Goal:
Every record must appear in your copy exactly as written, with no pictures.

◇ ◇ ◇ ◇ ◇

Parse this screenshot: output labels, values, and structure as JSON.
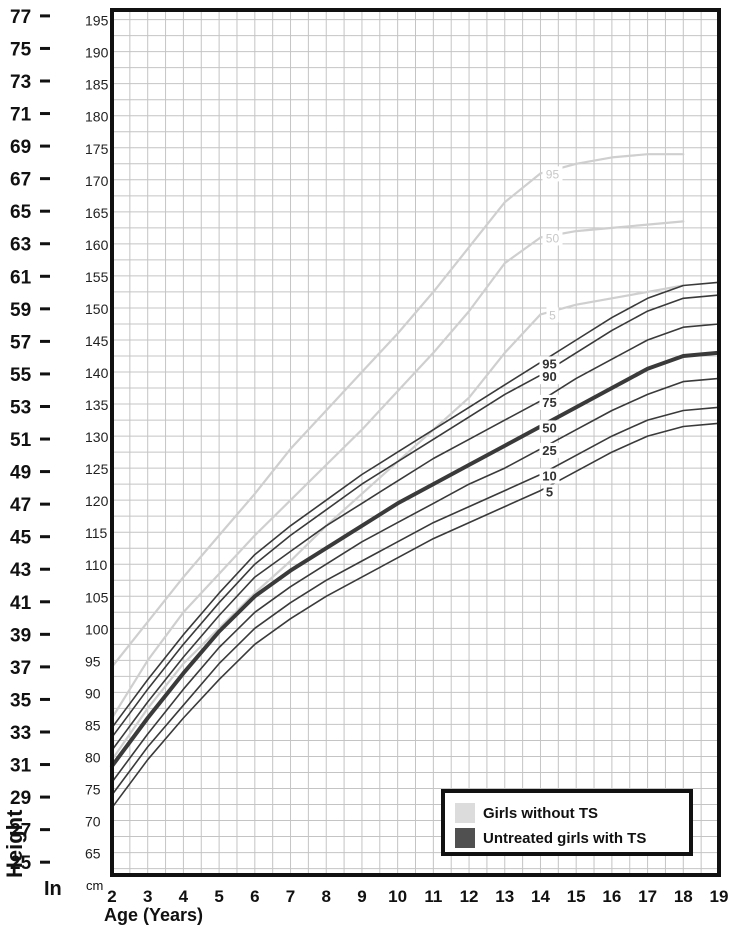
{
  "chart_data": {
    "type": "line",
    "xlabel": "Age (Years)",
    "ylabel": "Height",
    "unit_in": "In",
    "unit_cm": "cm",
    "x_ticks": [
      2,
      3,
      4,
      5,
      6,
      7,
      8,
      9,
      10,
      11,
      12,
      13,
      14,
      15,
      16,
      17,
      18,
      19
    ],
    "xlim": [
      2,
      19
    ],
    "ylim_cm": [
      61.5,
      196.5
    ],
    "cm_ticks": [
      65,
      70,
      75,
      80,
      85,
      90,
      95,
      100,
      105,
      110,
      115,
      120,
      125,
      130,
      135,
      140,
      145,
      150,
      155,
      160,
      165,
      170,
      175,
      180,
      185,
      190,
      195
    ],
    "in_ticks": [
      25,
      27,
      29,
      31,
      33,
      35,
      37,
      39,
      41,
      43,
      45,
      47,
      49,
      51,
      53,
      55,
      57,
      59,
      61,
      63,
      65,
      67,
      69,
      71,
      73,
      75,
      77
    ],
    "grid": true,
    "legend_placement": "bottom-right",
    "legend": [
      {
        "label": "Girls without TS",
        "color": "#dcdcdc"
      },
      {
        "label": "Untreated girls with TS",
        "color": "#505050"
      }
    ],
    "series": [
      {
        "name": "95",
        "group": "Girls without TS",
        "color": "#cfcfcf",
        "x": [
          2,
          3,
          4,
          5,
          6,
          7,
          8,
          9,
          10,
          11,
          12,
          13,
          14,
          15,
          16,
          17,
          18
        ],
        "y": [
          94,
          101,
          108,
          114.5,
          121,
          128,
          134,
          140,
          146,
          152.5,
          159.5,
          166.5,
          171,
          172.5,
          173.5,
          174,
          174
        ]
      },
      {
        "name": "50",
        "group": "Girls without TS",
        "color": "#cfcfcf",
        "x": [
          2,
          3,
          4,
          5,
          6,
          7,
          8,
          9,
          10,
          11,
          12,
          13,
          14,
          15,
          16,
          17,
          18
        ],
        "y": [
          86,
          95,
          102.5,
          108.5,
          114.5,
          120,
          125.5,
          131,
          137,
          143,
          149.5,
          157,
          161,
          162,
          162.5,
          163,
          163.5
        ]
      },
      {
        "name": "5",
        "group": "Girls without TS",
        "color": "#cfcfcf",
        "x": [
          2,
          3,
          4,
          5,
          6,
          7,
          8,
          9,
          10,
          11,
          12,
          13,
          14,
          15,
          16,
          17,
          18
        ],
        "y": [
          79.5,
          87.5,
          94.5,
          100,
          105.5,
          110.5,
          116,
          121,
          126,
          131,
          136,
          143,
          149,
          150.5,
          151.5,
          152.5,
          153.5
        ]
      },
      {
        "name": "95",
        "group": "Untreated girls with TS",
        "color": "#3a3a3a",
        "x": [
          2,
          3,
          4,
          5,
          6,
          7,
          8,
          9,
          10,
          11,
          12,
          13,
          14,
          15,
          16,
          17,
          18,
          19
        ],
        "y": [
          84.5,
          92,
          99,
          105.5,
          111.5,
          116,
          120,
          124,
          127.5,
          131,
          134.5,
          138,
          141.5,
          145,
          148.5,
          151.5,
          153.5,
          154
        ]
      },
      {
        "name": "90",
        "group": "Untreated girls with TS",
        "color": "#3a3a3a",
        "x": [
          2,
          3,
          4,
          5,
          6,
          7,
          8,
          9,
          10,
          11,
          12,
          13,
          14,
          15,
          16,
          17,
          18,
          19
        ],
        "y": [
          83,
          90.5,
          97.5,
          104,
          110,
          114.5,
          118.5,
          122.5,
          126,
          129.5,
          133,
          136.5,
          139.5,
          143,
          146.5,
          149.5,
          151.5,
          152
        ]
      },
      {
        "name": "75",
        "group": "Untreated girls with TS",
        "color": "#3a3a3a",
        "x": [
          2,
          3,
          4,
          5,
          6,
          7,
          8,
          9,
          10,
          11,
          12,
          13,
          14,
          15,
          16,
          17,
          18,
          19
        ],
        "y": [
          81,
          88.5,
          95.5,
          102,
          108,
          112,
          116,
          119.5,
          123,
          126.5,
          129.5,
          132.5,
          135.5,
          139,
          142,
          145,
          147,
          147.5
        ]
      },
      {
        "name": "50",
        "group": "Untreated girls with TS",
        "color": "#3a3a3a",
        "bold": true,
        "x": [
          2,
          3,
          4,
          5,
          6,
          7,
          8,
          9,
          10,
          11,
          12,
          13,
          14,
          15,
          16,
          17,
          18,
          19
        ],
        "y": [
          78.5,
          86,
          93,
          99.5,
          105,
          109,
          112.5,
          116,
          119.5,
          122.5,
          125.5,
          128.5,
          131.5,
          134.5,
          137.5,
          140.5,
          142.5,
          143
        ]
      },
      {
        "name": "25",
        "group": "Untreated girls with TS",
        "color": "#3a3a3a",
        "x": [
          2,
          3,
          4,
          5,
          6,
          7,
          8,
          9,
          10,
          11,
          12,
          13,
          14,
          15,
          16,
          17,
          18,
          19
        ],
        "y": [
          76,
          83.5,
          90.5,
          97,
          102.5,
          106.5,
          110,
          113.5,
          116.5,
          119.5,
          122.5,
          125,
          128,
          131,
          134,
          136.5,
          138.5,
          139
        ]
      },
      {
        "name": "10",
        "group": "Untreated girls with TS",
        "color": "#3a3a3a",
        "x": [
          2,
          3,
          4,
          5,
          6,
          7,
          8,
          9,
          10,
          11,
          12,
          13,
          14,
          15,
          16,
          17,
          18,
          19
        ],
        "y": [
          74,
          81.5,
          88,
          94.5,
          100,
          104,
          107.5,
          110.5,
          113.5,
          116.5,
          119,
          121.5,
          124,
          127,
          130,
          132.5,
          134,
          134.5
        ]
      },
      {
        "name": "5",
        "group": "Untreated girls with TS",
        "color": "#3a3a3a",
        "x": [
          2,
          3,
          4,
          5,
          6,
          7,
          8,
          9,
          10,
          11,
          12,
          13,
          14,
          15,
          16,
          17,
          18,
          19
        ],
        "y": [
          72,
          79.5,
          86,
          92,
          97.5,
          101.5,
          105,
          108,
          111,
          114,
          116.5,
          119,
          121.5,
          124.5,
          127.5,
          130,
          131.5,
          132
        ]
      }
    ]
  }
}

◇ ◇ ◇ ◇ ◇

Correct output:
Parse this screenshot: output labels, values, and structure as JSON.
{
  "chart_data": {
    "type": "line",
    "xlabel": "Age (Years)",
    "ylabel": "Height",
    "unit_in": "In",
    "unit_cm": "cm",
    "x_ticks": [
      2,
      3,
      4,
      5,
      6,
      7,
      8,
      9,
      10,
      11,
      12,
      13,
      14,
      15,
      16,
      17,
      18,
      19
    ],
    "xlim": [
      2,
      19
    ],
    "ylim_cm": [
      61.5,
      196.5
    ],
    "cm_ticks": [
      65,
      70,
      75,
      80,
      85,
      90,
      95,
      100,
      105,
      110,
      115,
      120,
      125,
      130,
      135,
      140,
      145,
      150,
      155,
      160,
      165,
      170,
      175,
      180,
      185,
      190,
      195
    ],
    "in_ticks": [
      25,
      27,
      29,
      31,
      33,
      35,
      37,
      39,
      41,
      43,
      45,
      47,
      49,
      51,
      53,
      55,
      57,
      59,
      61,
      63,
      65,
      67,
      69,
      71,
      73,
      75,
      77
    ],
    "grid": true,
    "legend_placement": "bottom-right",
    "legend": [
      {
        "label": "Girls without TS",
        "color": "#dcdcdc"
      },
      {
        "label": "Untreated girls with TS",
        "color": "#505050"
      }
    ],
    "series": [
      {
        "name": "95",
        "group": "Girls without TS",
        "color": "#cfcfcf",
        "x": [
          2,
          3,
          4,
          5,
          6,
          7,
          8,
          9,
          10,
          11,
          12,
          13,
          14,
          15,
          16,
          17,
          18
        ],
        "y": [
          94,
          101,
          108,
          114.5,
          121,
          128,
          134,
          140,
          146,
          152.5,
          159.5,
          166.5,
          171,
          172.5,
          173.5,
          174,
          174
        ]
      },
      {
        "name": "50",
        "group": "Girls without TS",
        "color": "#cfcfcf",
        "x": [
          2,
          3,
          4,
          5,
          6,
          7,
          8,
          9,
          10,
          11,
          12,
          13,
          14,
          15,
          16,
          17,
          18
        ],
        "y": [
          86,
          95,
          102.5,
          108.5,
          114.5,
          120,
          125.5,
          131,
          137,
          143,
          149.5,
          157,
          161,
          162,
          162.5,
          163,
          163.5
        ]
      },
      {
        "name": "5",
        "group": "Girls without TS",
        "color": "#cfcfcf",
        "x": [
          2,
          3,
          4,
          5,
          6,
          7,
          8,
          9,
          10,
          11,
          12,
          13,
          14,
          15,
          16,
          17,
          18
        ],
        "y": [
          79.5,
          87.5,
          94.5,
          100,
          105.5,
          110.5,
          116,
          121,
          126,
          131,
          136,
          143,
          149,
          150.5,
          151.5,
          152.5,
          153.5
        ]
      },
      {
        "name": "95",
        "group": "Untreated girls with TS",
        "color": "#3a3a3a",
        "x": [
          2,
          3,
          4,
          5,
          6,
          7,
          8,
          9,
          10,
          11,
          12,
          13,
          14,
          15,
          16,
          17,
          18,
          19
        ],
        "y": [
          84.5,
          92,
          99,
          105.5,
          111.5,
          116,
          120,
          124,
          127.5,
          131,
          134.5,
          138,
          141.5,
          145,
          148.5,
          151.5,
          153.5,
          154
        ]
      },
      {
        "name": "90",
        "group": "Untreated girls with TS",
        "color": "#3a3a3a",
        "x": [
          2,
          3,
          4,
          5,
          6,
          7,
          8,
          9,
          10,
          11,
          12,
          13,
          14,
          15,
          16,
          17,
          18,
          19
        ],
        "y": [
          83,
          90.5,
          97.5,
          104,
          110,
          114.5,
          118.5,
          122.5,
          126,
          129.5,
          133,
          136.5,
          139.5,
          143,
          146.5,
          149.5,
          151.5,
          152
        ]
      },
      {
        "name": "75",
        "group": "Untreated girls with TS",
        "color": "#3a3a3a",
        "x": [
          2,
          3,
          4,
          5,
          6,
          7,
          8,
          9,
          10,
          11,
          12,
          13,
          14,
          15,
          16,
          17,
          18,
          19
        ],
        "y": [
          81,
          88.5,
          95.5,
          102,
          108,
          112,
          116,
          119.5,
          123,
          126.5,
          129.5,
          132.5,
          135.5,
          139,
          142,
          145,
          147,
          147.5
        ]
      },
      {
        "name": "50",
        "group": "Untreated girls with TS",
        "color": "#3a3a3a",
        "bold": true,
        "x": [
          2,
          3,
          4,
          5,
          6,
          7,
          8,
          9,
          10,
          11,
          12,
          13,
          14,
          15,
          16,
          17,
          18,
          19
        ],
        "y": [
          78.5,
          86,
          93,
          99.5,
          105,
          109,
          112.5,
          116,
          119.5,
          122.5,
          125.5,
          128.5,
          131.5,
          134.5,
          137.5,
          140.5,
          142.5,
          143
        ]
      },
      {
        "name": "25",
        "group": "Untreated girls with TS",
        "color": "#3a3a3a",
        "x": [
          2,
          3,
          4,
          5,
          6,
          7,
          8,
          9,
          10,
          11,
          12,
          13,
          14,
          15,
          16,
          17,
          18,
          19
        ],
        "y": [
          76,
          83.5,
          90.5,
          97,
          102.5,
          106.5,
          110,
          113.5,
          116.5,
          119.5,
          122.5,
          125,
          128,
          131,
          134,
          136.5,
          138.5,
          139
        ]
      },
      {
        "name": "10",
        "group": "Untreated girls with TS",
        "color": "#3a3a3a",
        "x": [
          2,
          3,
          4,
          5,
          6,
          7,
          8,
          9,
          10,
          11,
          12,
          13,
          14,
          15,
          16,
          17,
          18,
          19
        ],
        "y": [
          74,
          81.5,
          88,
          94.5,
          100,
          104,
          107.5,
          110.5,
          113.5,
          116.5,
          119,
          121.5,
          124,
          127,
          130,
          132.5,
          134,
          134.5
        ]
      },
      {
        "name": "5",
        "group": "Untreated girls with TS",
        "color": "#3a3a3a",
        "x": [
          2,
          3,
          4,
          5,
          6,
          7,
          8,
          9,
          10,
          11,
          12,
          13,
          14,
          15,
          16,
          17,
          18,
          19
        ],
        "y": [
          72,
          79.5,
          86,
          92,
          97.5,
          101.5,
          105,
          108,
          111,
          114,
          116.5,
          119,
          121.5,
          124.5,
          127.5,
          130,
          131.5,
          132
        ]
      }
    ]
  }
}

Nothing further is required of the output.